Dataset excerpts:
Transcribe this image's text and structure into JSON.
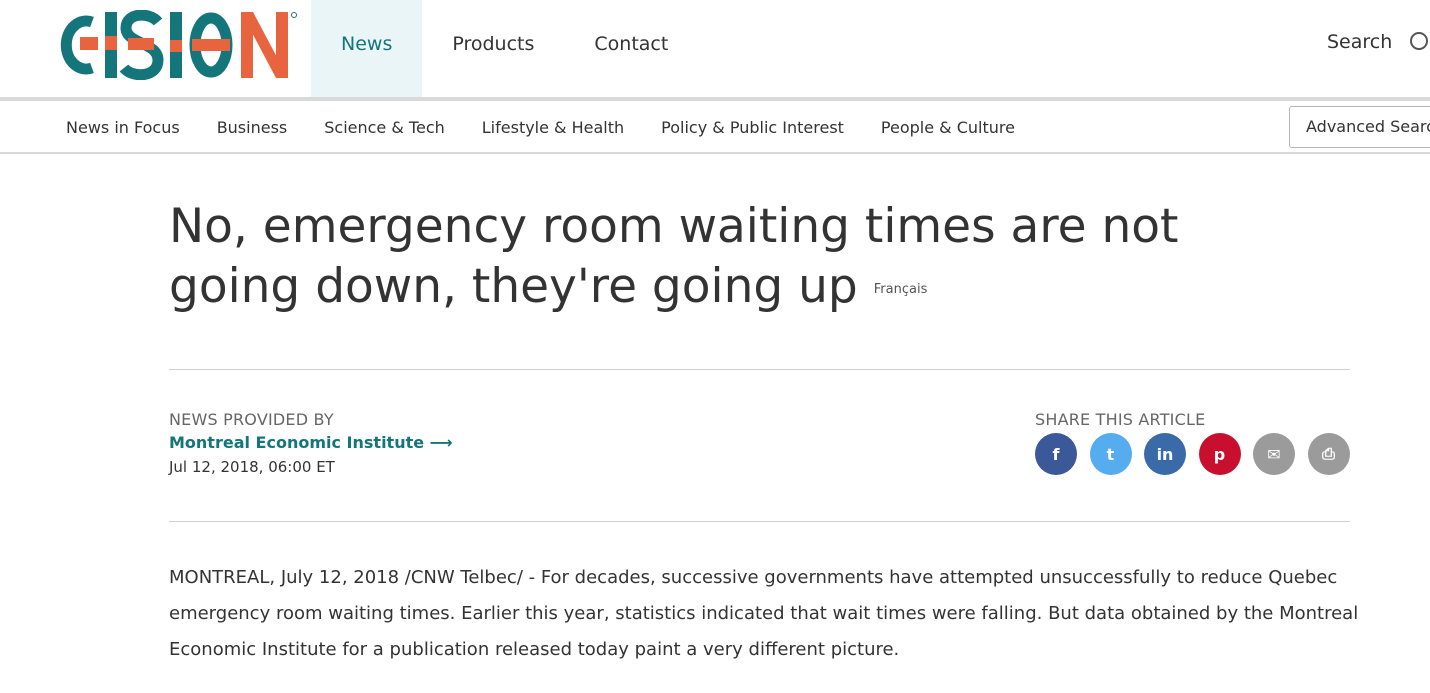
{
  "header": {
    "logo_text": "CISION",
    "nav": [
      {
        "label": "News",
        "active": true
      },
      {
        "label": "Products",
        "active": false
      },
      {
        "label": "Contact",
        "active": false
      }
    ],
    "search_label": "Search"
  },
  "categories": [
    "News in Focus",
    "Business",
    "Science & Tech",
    "Lifestyle & Health",
    "Policy & Public Interest",
    "People & Culture"
  ],
  "advanced_search_label": "Advanced Search",
  "article": {
    "title": "No, emergency room waiting times are not going down, they're going up",
    "language_link": "Français",
    "provided_by_label": "NEWS PROVIDED BY",
    "organization": "Montreal Economic Institute",
    "organization_arrow": "⟶",
    "date": "Jul 12, 2018, 06:00 ET",
    "share_label": "SHARE THIS ARTICLE",
    "body": "MONTREAL, July 12, 2018 /CNW Telbec/ - For decades, successive governments have attempted unsuccessfully to reduce Quebec emergency room waiting times. Earlier this year, statistics indicated that wait times were falling. But data obtained by the Montreal Economic Institute for a publication released today paint a very different picture."
  },
  "share_buttons": [
    {
      "name": "facebook-icon",
      "glyph": "f",
      "color": "#3b5998"
    },
    {
      "name": "twitter-icon",
      "glyph": "t",
      "color": "#55acee"
    },
    {
      "name": "linkedin-icon",
      "glyph": "in",
      "color": "#3a6aa8"
    },
    {
      "name": "pinterest-icon",
      "glyph": "p",
      "color": "#c8102e"
    },
    {
      "name": "email-icon",
      "glyph": "✉",
      "color": "#9b9b9b"
    },
    {
      "name": "print-icon",
      "glyph": "⎙",
      "color": "#9b9b9b"
    }
  ],
  "colors": {
    "brand_teal": "#14757a",
    "brand_orange": "#e8643f",
    "nav_active_bg": "#e9f5f6"
  }
}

» What you will do: Show all lines in the entries above where the string "room" appears.

» Expected answer:
    "title": "No, emergency room waiting times are not going down, they're going up",
    "body": "MONTREAL, July 12, 2018 /CNW Telbec/ - For decades, successive governments have attempted unsuccessfully to reduce Quebec emergency room waiting times. Earlier this year, statistics indicated that wait times were falling. But data obtained by the Montreal Economic Institute for a publication released today paint a very different picture."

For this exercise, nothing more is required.